#### [What this task involves]
Give only the number of lines that hold the word "title".

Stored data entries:
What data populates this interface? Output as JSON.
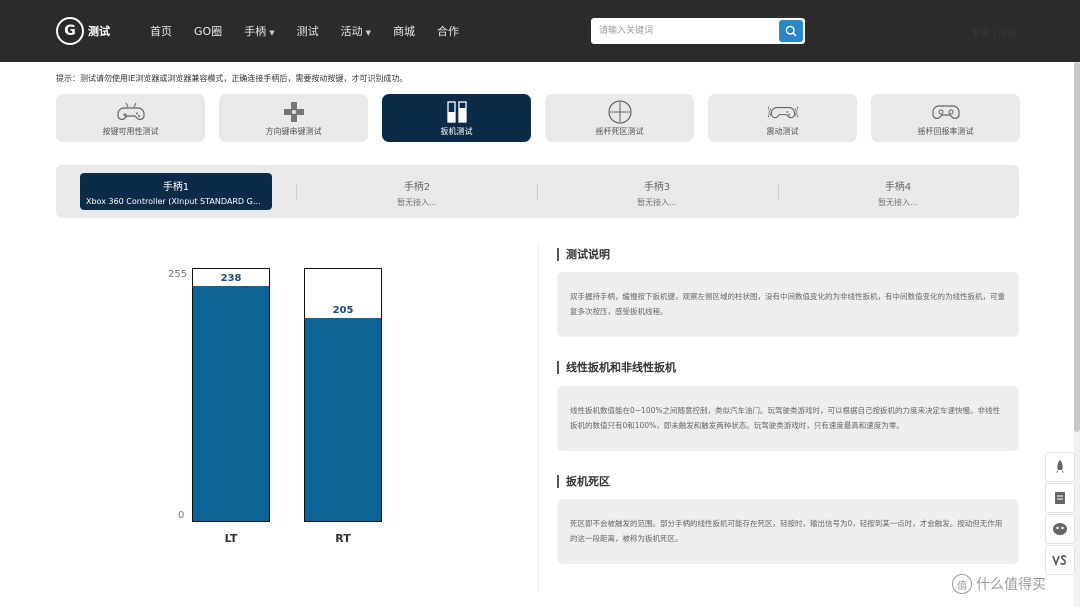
{
  "header": {
    "logo_mark": "G",
    "logo_text": "测试",
    "nav": [
      {
        "label": "首页",
        "dropdown": false
      },
      {
        "label": "GO圈",
        "dropdown": false
      },
      {
        "label": "手柄",
        "dropdown": true
      },
      {
        "label": "测试",
        "dropdown": false
      },
      {
        "label": "活动",
        "dropdown": true
      },
      {
        "label": "商城",
        "dropdown": false
      },
      {
        "label": "合作",
        "dropdown": false
      }
    ],
    "search_placeholder": "请输入关键词",
    "search_icon": "search-icon",
    "login_text": "登录 | 注册"
  },
  "tip": "提示：测试请勿使用IE浏览器或浏览器兼容模式，正确连接手柄后，需要按动按键，才可识别成功。",
  "test_modes": [
    {
      "label": "按键可用性测试",
      "icon": "gamepad-icon",
      "active": false
    },
    {
      "label": "方向键串键测试",
      "icon": "dpad-icon",
      "active": false
    },
    {
      "label": "扳机测试",
      "icon": "trigger-icon",
      "active": true
    },
    {
      "label": "摇杆死区测试",
      "icon": "crosshair-icon",
      "active": false
    },
    {
      "label": "震动测试",
      "icon": "vibration-icon",
      "active": false
    },
    {
      "label": "摇杆回报率测试",
      "icon": "gamepad-icon",
      "active": false
    }
  ],
  "controllers": [
    {
      "label": "手柄1",
      "status": "Xbox 360 Controller (XInput STANDARD GAMEPAD)",
      "active": true
    },
    {
      "label": "手柄2",
      "status": "暂无接入...",
      "active": false
    },
    {
      "label": "手柄3",
      "status": "暂无接入...",
      "active": false
    },
    {
      "label": "手柄4",
      "status": "暂无接入...",
      "active": false
    }
  ],
  "chart_data": {
    "type": "bar",
    "categories": [
      "LT",
      "RT"
    ],
    "values": [
      238,
      205
    ],
    "ylim": [
      0,
      255
    ],
    "y_ticks": [
      "255",
      "0"
    ],
    "bar_color": "#0f6496"
  },
  "sections": [
    {
      "title": "测试说明",
      "text": "双手握持手柄，缓慢按下扳机键，观察左侧区域的柱状图，没有中间数值变化的为非线性扳机，有中间数值变化的为线性扳机，可重复多次按压，感受扳机线程。"
    },
    {
      "title": "线性扳机和非线性扳机",
      "text": "线性扳机数值能在0~100%之间随意控制，类似汽车油门。玩驾驶类游戏时，可以根据自己按扳机的力度来决定车速快慢。非线性扳机的数值只有0和100%，即未触发和触发两种状态。玩驾驶类游戏时，只有速度最高和速度为零。"
    },
    {
      "title": "扳机死区",
      "text": "死区即不会被触发的范围。部分手柄的线性扳机可能存在死区，轻按时，输出信号为0，轻按到某一点时，才会触发。按动但无作用的这一段距离，被称为扳机死区。"
    }
  ],
  "float_icons": [
    "rocket-icon",
    "note-icon",
    "chat-icon",
    "versus-icon"
  ],
  "watermark": "什么值得买",
  "watermark_mark": "值",
  "colors": {
    "header_bg": "#2b2b2b",
    "active_navy": "#0c2b49",
    "search_button": "#2a86c8"
  }
}
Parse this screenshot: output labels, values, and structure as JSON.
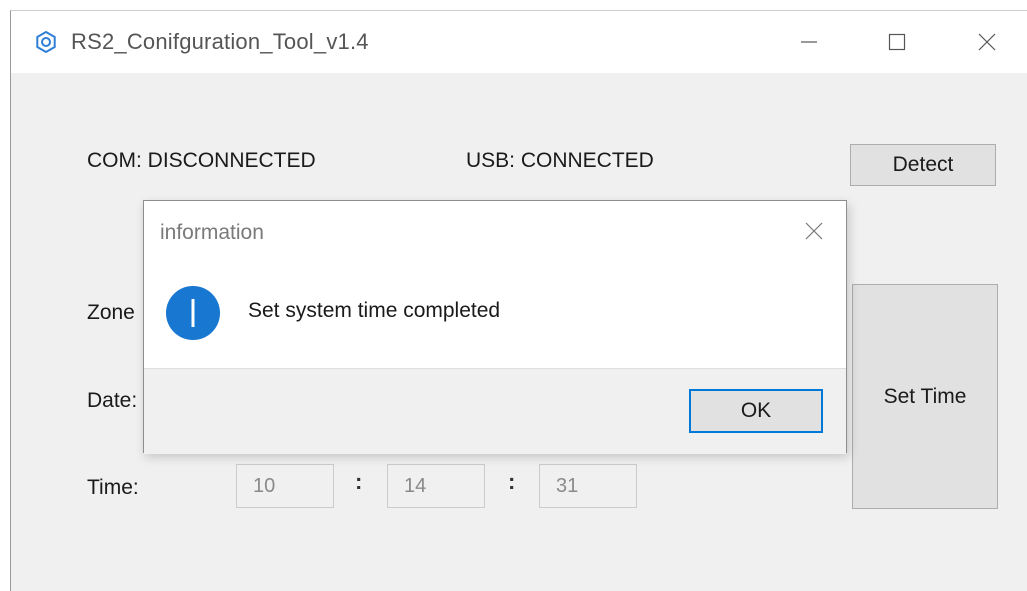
{
  "window": {
    "title": "RS2_Conifguration_Tool_v1.4"
  },
  "status": {
    "com": "COM: DISCONNECTED",
    "usb": "USB: CONNECTED"
  },
  "buttons": {
    "detect": "Detect",
    "set_time": "Set Time"
  },
  "form": {
    "zone_label": "Zone",
    "date_label": "Date:",
    "time_label": "Time:",
    "time_hour": "10",
    "time_minute": "14",
    "time_second": "31",
    "separator": ":"
  },
  "dialog": {
    "title": "information",
    "message": "Set system time completed",
    "ok_label": "OK",
    "icon": "info-icon"
  },
  "colors": {
    "accent": "#0078d7",
    "window_bg": "#f0f0f0",
    "info_icon": "#1777d1"
  },
  "icons": {
    "app": "app-icon",
    "minimize": "minimize-icon",
    "maximize": "maximize-icon",
    "close": "close-icon"
  }
}
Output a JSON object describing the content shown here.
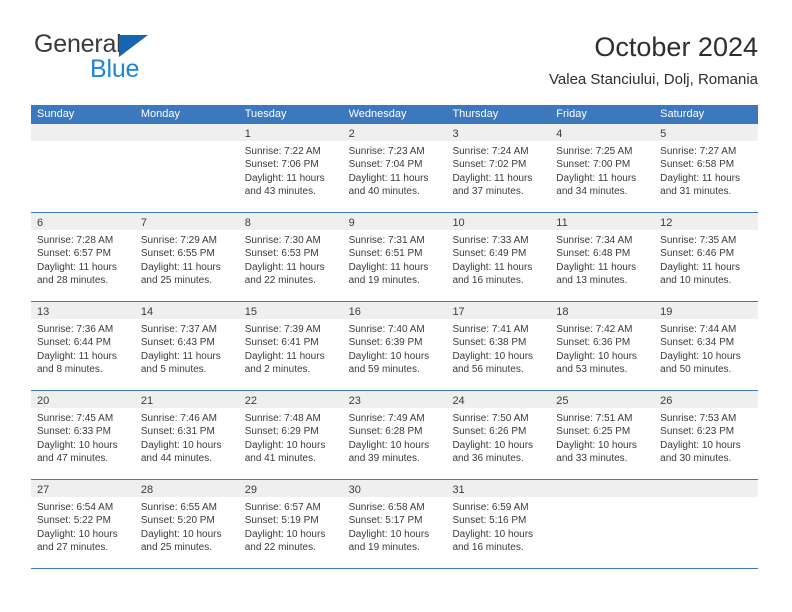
{
  "brand": {
    "name_part1": "General",
    "name_part2": "Blue",
    "logo_icon": "triangle-logo-icon"
  },
  "header": {
    "title": "October 2024",
    "location": "Valea Stanciului, Dolj, Romania"
  },
  "calendar": {
    "weekdays": [
      "Sunday",
      "Monday",
      "Tuesday",
      "Wednesday",
      "Thursday",
      "Friday",
      "Saturday"
    ],
    "accent_color": "#3c78bd",
    "daynumber_bg": "#efefef",
    "weeks": [
      [
        {
          "day": "",
          "lines": []
        },
        {
          "day": "",
          "lines": []
        },
        {
          "day": "1",
          "lines": [
            "Sunrise: 7:22 AM",
            "Sunset: 7:06 PM",
            "Daylight: 11 hours",
            "and 43 minutes."
          ]
        },
        {
          "day": "2",
          "lines": [
            "Sunrise: 7:23 AM",
            "Sunset: 7:04 PM",
            "Daylight: 11 hours",
            "and 40 minutes."
          ]
        },
        {
          "day": "3",
          "lines": [
            "Sunrise: 7:24 AM",
            "Sunset: 7:02 PM",
            "Daylight: 11 hours",
            "and 37 minutes."
          ]
        },
        {
          "day": "4",
          "lines": [
            "Sunrise: 7:25 AM",
            "Sunset: 7:00 PM",
            "Daylight: 11 hours",
            "and 34 minutes."
          ]
        },
        {
          "day": "5",
          "lines": [
            "Sunrise: 7:27 AM",
            "Sunset: 6:58 PM",
            "Daylight: 11 hours",
            "and 31 minutes."
          ]
        }
      ],
      [
        {
          "day": "6",
          "lines": [
            "Sunrise: 7:28 AM",
            "Sunset: 6:57 PM",
            "Daylight: 11 hours",
            "and 28 minutes."
          ]
        },
        {
          "day": "7",
          "lines": [
            "Sunrise: 7:29 AM",
            "Sunset: 6:55 PM",
            "Daylight: 11 hours",
            "and 25 minutes."
          ]
        },
        {
          "day": "8",
          "lines": [
            "Sunrise: 7:30 AM",
            "Sunset: 6:53 PM",
            "Daylight: 11 hours",
            "and 22 minutes."
          ]
        },
        {
          "day": "9",
          "lines": [
            "Sunrise: 7:31 AM",
            "Sunset: 6:51 PM",
            "Daylight: 11 hours",
            "and 19 minutes."
          ]
        },
        {
          "day": "10",
          "lines": [
            "Sunrise: 7:33 AM",
            "Sunset: 6:49 PM",
            "Daylight: 11 hours",
            "and 16 minutes."
          ]
        },
        {
          "day": "11",
          "lines": [
            "Sunrise: 7:34 AM",
            "Sunset: 6:48 PM",
            "Daylight: 11 hours",
            "and 13 minutes."
          ]
        },
        {
          "day": "12",
          "lines": [
            "Sunrise: 7:35 AM",
            "Sunset: 6:46 PM",
            "Daylight: 11 hours",
            "and 10 minutes."
          ]
        }
      ],
      [
        {
          "day": "13",
          "lines": [
            "Sunrise: 7:36 AM",
            "Sunset: 6:44 PM",
            "Daylight: 11 hours",
            "and 8 minutes."
          ]
        },
        {
          "day": "14",
          "lines": [
            "Sunrise: 7:37 AM",
            "Sunset: 6:43 PM",
            "Daylight: 11 hours",
            "and 5 minutes."
          ]
        },
        {
          "day": "15",
          "lines": [
            "Sunrise: 7:39 AM",
            "Sunset: 6:41 PM",
            "Daylight: 11 hours",
            "and 2 minutes."
          ]
        },
        {
          "day": "16",
          "lines": [
            "Sunrise: 7:40 AM",
            "Sunset: 6:39 PM",
            "Daylight: 10 hours",
            "and 59 minutes."
          ]
        },
        {
          "day": "17",
          "lines": [
            "Sunrise: 7:41 AM",
            "Sunset: 6:38 PM",
            "Daylight: 10 hours",
            "and 56 minutes."
          ]
        },
        {
          "day": "18",
          "lines": [
            "Sunrise: 7:42 AM",
            "Sunset: 6:36 PM",
            "Daylight: 10 hours",
            "and 53 minutes."
          ]
        },
        {
          "day": "19",
          "lines": [
            "Sunrise: 7:44 AM",
            "Sunset: 6:34 PM",
            "Daylight: 10 hours",
            "and 50 minutes."
          ]
        }
      ],
      [
        {
          "day": "20",
          "lines": [
            "Sunrise: 7:45 AM",
            "Sunset: 6:33 PM",
            "Daylight: 10 hours",
            "and 47 minutes."
          ]
        },
        {
          "day": "21",
          "lines": [
            "Sunrise: 7:46 AM",
            "Sunset: 6:31 PM",
            "Daylight: 10 hours",
            "and 44 minutes."
          ]
        },
        {
          "day": "22",
          "lines": [
            "Sunrise: 7:48 AM",
            "Sunset: 6:29 PM",
            "Daylight: 10 hours",
            "and 41 minutes."
          ]
        },
        {
          "day": "23",
          "lines": [
            "Sunrise: 7:49 AM",
            "Sunset: 6:28 PM",
            "Daylight: 10 hours",
            "and 39 minutes."
          ]
        },
        {
          "day": "24",
          "lines": [
            "Sunrise: 7:50 AM",
            "Sunset: 6:26 PM",
            "Daylight: 10 hours",
            "and 36 minutes."
          ]
        },
        {
          "day": "25",
          "lines": [
            "Sunrise: 7:51 AM",
            "Sunset: 6:25 PM",
            "Daylight: 10 hours",
            "and 33 minutes."
          ]
        },
        {
          "day": "26",
          "lines": [
            "Sunrise: 7:53 AM",
            "Sunset: 6:23 PM",
            "Daylight: 10 hours",
            "and 30 minutes."
          ]
        }
      ],
      [
        {
          "day": "27",
          "lines": [
            "Sunrise: 6:54 AM",
            "Sunset: 5:22 PM",
            "Daylight: 10 hours",
            "and 27 minutes."
          ]
        },
        {
          "day": "28",
          "lines": [
            "Sunrise: 6:55 AM",
            "Sunset: 5:20 PM",
            "Daylight: 10 hours",
            "and 25 minutes."
          ]
        },
        {
          "day": "29",
          "lines": [
            "Sunrise: 6:57 AM",
            "Sunset: 5:19 PM",
            "Daylight: 10 hours",
            "and 22 minutes."
          ]
        },
        {
          "day": "30",
          "lines": [
            "Sunrise: 6:58 AM",
            "Sunset: 5:17 PM",
            "Daylight: 10 hours",
            "and 19 minutes."
          ]
        },
        {
          "day": "31",
          "lines": [
            "Sunrise: 6:59 AM",
            "Sunset: 5:16 PM",
            "Daylight: 10 hours",
            "and 16 minutes."
          ]
        },
        {
          "day": "",
          "lines": []
        },
        {
          "day": "",
          "lines": []
        }
      ]
    ]
  }
}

#### [Exercise output]
6